# Written request
Locate each line in the records containing "directory". Copy it.

[Dataset records]

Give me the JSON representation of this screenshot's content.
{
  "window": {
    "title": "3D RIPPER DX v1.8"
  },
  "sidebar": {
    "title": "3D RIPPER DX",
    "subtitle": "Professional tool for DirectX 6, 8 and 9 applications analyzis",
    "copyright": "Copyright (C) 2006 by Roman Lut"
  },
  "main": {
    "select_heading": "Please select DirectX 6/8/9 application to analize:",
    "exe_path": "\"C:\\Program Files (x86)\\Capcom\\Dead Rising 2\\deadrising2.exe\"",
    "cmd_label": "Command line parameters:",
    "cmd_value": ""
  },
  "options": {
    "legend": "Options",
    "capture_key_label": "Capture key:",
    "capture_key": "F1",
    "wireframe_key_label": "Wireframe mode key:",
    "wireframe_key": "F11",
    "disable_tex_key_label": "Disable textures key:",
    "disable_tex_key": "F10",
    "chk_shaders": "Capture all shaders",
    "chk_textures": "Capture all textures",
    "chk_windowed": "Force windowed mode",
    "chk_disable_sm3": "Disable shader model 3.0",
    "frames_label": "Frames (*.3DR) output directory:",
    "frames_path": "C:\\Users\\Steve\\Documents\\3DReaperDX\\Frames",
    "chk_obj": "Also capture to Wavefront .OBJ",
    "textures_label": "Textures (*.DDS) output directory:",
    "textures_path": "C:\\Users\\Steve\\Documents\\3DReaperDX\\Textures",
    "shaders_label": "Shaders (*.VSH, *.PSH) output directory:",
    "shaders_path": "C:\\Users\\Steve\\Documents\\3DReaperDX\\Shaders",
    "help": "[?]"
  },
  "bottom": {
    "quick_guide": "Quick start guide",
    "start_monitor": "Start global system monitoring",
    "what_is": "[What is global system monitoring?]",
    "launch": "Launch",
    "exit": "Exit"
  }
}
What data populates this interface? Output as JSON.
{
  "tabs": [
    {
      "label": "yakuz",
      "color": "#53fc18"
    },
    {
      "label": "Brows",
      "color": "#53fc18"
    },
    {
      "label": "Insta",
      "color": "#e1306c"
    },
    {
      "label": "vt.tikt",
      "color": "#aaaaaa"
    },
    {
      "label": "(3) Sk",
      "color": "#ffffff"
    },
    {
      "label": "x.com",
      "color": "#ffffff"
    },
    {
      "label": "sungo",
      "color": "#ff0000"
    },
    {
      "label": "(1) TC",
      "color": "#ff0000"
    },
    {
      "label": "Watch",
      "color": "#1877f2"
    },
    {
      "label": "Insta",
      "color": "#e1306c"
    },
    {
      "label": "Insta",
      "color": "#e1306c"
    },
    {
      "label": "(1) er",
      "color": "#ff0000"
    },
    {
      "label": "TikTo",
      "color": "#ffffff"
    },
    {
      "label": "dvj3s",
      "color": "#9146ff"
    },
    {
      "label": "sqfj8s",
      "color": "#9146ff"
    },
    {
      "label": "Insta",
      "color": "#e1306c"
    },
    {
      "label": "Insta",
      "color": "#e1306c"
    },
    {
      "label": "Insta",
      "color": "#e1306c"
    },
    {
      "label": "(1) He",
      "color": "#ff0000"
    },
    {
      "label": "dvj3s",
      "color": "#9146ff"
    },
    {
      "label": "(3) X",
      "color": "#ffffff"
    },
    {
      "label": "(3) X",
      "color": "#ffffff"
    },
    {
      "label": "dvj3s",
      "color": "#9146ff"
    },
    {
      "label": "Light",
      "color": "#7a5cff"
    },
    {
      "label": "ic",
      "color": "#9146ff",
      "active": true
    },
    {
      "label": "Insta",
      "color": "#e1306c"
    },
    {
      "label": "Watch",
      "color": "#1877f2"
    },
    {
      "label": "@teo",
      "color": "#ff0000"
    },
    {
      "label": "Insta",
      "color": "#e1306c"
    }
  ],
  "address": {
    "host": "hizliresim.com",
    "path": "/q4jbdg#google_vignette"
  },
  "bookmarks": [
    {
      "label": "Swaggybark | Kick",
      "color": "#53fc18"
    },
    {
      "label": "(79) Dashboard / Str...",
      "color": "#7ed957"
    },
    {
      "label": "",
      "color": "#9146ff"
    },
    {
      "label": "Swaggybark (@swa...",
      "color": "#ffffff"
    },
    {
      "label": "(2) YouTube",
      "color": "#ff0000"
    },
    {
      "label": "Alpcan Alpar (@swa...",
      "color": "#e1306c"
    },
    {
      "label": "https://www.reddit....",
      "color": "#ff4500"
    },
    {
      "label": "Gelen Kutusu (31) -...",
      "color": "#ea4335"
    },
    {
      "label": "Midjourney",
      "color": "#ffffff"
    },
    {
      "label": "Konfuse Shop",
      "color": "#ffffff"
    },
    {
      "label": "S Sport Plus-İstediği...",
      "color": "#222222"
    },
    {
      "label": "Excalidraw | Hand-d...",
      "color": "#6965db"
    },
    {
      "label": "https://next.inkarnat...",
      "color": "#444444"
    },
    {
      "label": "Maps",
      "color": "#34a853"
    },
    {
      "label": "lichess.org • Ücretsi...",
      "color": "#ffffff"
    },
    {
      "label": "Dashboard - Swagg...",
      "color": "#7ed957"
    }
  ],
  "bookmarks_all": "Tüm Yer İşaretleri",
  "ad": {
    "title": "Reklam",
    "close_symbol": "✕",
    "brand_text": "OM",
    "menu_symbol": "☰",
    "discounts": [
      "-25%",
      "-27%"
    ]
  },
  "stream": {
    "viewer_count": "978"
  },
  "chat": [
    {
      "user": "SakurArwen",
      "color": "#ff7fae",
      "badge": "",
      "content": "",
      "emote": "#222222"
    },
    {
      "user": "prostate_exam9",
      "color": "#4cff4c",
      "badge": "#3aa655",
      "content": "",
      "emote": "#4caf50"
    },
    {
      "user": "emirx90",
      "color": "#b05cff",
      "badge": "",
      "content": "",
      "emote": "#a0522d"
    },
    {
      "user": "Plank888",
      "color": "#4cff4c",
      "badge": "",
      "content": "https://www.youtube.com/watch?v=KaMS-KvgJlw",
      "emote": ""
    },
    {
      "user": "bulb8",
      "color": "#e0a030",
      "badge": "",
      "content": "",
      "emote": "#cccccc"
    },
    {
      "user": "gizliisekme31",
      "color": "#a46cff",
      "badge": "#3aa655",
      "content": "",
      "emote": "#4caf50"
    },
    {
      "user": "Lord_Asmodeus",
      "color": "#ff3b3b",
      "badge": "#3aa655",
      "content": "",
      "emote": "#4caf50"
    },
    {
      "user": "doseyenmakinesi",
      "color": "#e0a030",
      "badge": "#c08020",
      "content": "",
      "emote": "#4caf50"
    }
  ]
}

# The response
    "frames_label": "Frames (*.3DR) output directory:",
    "textures_label": "Textures (*.DDS) output directory:",
    "shaders_label": "Shaders (*.VSH, *.PSH) output directory:",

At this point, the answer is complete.